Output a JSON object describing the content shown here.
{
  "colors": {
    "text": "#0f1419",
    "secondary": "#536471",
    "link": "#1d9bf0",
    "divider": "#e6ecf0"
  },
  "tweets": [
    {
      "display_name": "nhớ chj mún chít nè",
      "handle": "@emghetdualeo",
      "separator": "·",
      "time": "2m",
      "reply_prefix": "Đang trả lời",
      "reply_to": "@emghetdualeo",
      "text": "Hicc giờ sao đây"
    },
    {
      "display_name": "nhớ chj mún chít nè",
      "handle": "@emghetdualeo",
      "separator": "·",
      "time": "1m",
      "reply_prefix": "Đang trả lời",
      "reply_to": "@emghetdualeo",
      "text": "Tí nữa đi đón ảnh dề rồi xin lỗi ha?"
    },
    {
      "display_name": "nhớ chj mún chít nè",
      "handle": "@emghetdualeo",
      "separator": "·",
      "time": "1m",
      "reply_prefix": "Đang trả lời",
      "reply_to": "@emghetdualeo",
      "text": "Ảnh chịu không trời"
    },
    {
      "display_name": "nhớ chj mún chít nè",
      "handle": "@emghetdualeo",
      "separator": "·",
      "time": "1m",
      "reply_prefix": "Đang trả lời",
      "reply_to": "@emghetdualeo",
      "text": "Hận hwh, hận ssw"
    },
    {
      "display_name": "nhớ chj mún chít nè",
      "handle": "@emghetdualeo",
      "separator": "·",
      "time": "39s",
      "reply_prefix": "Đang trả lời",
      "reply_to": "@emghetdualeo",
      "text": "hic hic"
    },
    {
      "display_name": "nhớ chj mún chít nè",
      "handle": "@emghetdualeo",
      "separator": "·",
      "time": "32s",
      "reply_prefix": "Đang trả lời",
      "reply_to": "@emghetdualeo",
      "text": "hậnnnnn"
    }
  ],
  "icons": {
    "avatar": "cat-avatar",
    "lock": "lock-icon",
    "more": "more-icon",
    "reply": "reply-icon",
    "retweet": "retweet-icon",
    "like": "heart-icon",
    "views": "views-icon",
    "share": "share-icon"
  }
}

▶ [GOAL OF THE EXERCISE] Type out the entries again, word for word.

▶ [EXERCISE ANSWER]
Output a JSON object describing the content shown here.
{
  "colors": {
    "text": "#0f1419",
    "secondary": "#536471",
    "link": "#1d9bf0",
    "divider": "#e6ecf0"
  },
  "tweets": [
    {
      "display_name": "nhớ chj mún chít nè",
      "handle": "@emghetdualeo",
      "separator": "·",
      "time": "2m",
      "reply_prefix": "Đang trả lời",
      "reply_to": "@emghetdualeo",
      "text": "Hicc giờ sao đây"
    },
    {
      "display_name": "nhớ chj mún chít nè",
      "handle": "@emghetdualeo",
      "separator": "·",
      "time": "1m",
      "reply_prefix": "Đang trả lời",
      "reply_to": "@emghetdualeo",
      "text": "Tí nữa đi đón ảnh dề rồi xin lỗi ha?"
    },
    {
      "display_name": "nhớ chj mún chít nè",
      "handle": "@emghetdualeo",
      "separator": "·",
      "time": "1m",
      "reply_prefix": "Đang trả lời",
      "reply_to": "@emghetdualeo",
      "text": "Ảnh chịu không trời"
    },
    {
      "display_name": "nhớ chj mún chít nè",
      "handle": "@emghetdualeo",
      "separator": "·",
      "time": "1m",
      "reply_prefix": "Đang trả lời",
      "reply_to": "@emghetdualeo",
      "text": "Hận hwh, hận ssw"
    },
    {
      "display_name": "nhớ chj mún chít nè",
      "handle": "@emghetdualeo",
      "separator": "·",
      "time": "39s",
      "reply_prefix": "Đang trả lời",
      "reply_to": "@emghetdualeo",
      "text": "hic hic"
    },
    {
      "display_name": "nhớ chj mún chít nè",
      "handle": "@emghetdualeo",
      "separator": "·",
      "time": "32s",
      "reply_prefix": "Đang trả lời",
      "reply_to": "@emghetdualeo",
      "text": "hậnnnnn"
    }
  ],
  "icons": {
    "avatar": "cat-avatar",
    "lock": "lock-icon",
    "more": "more-icon",
    "reply": "reply-icon",
    "retweet": "retweet-icon",
    "like": "heart-icon",
    "views": "views-icon",
    "share": "share-icon"
  }
}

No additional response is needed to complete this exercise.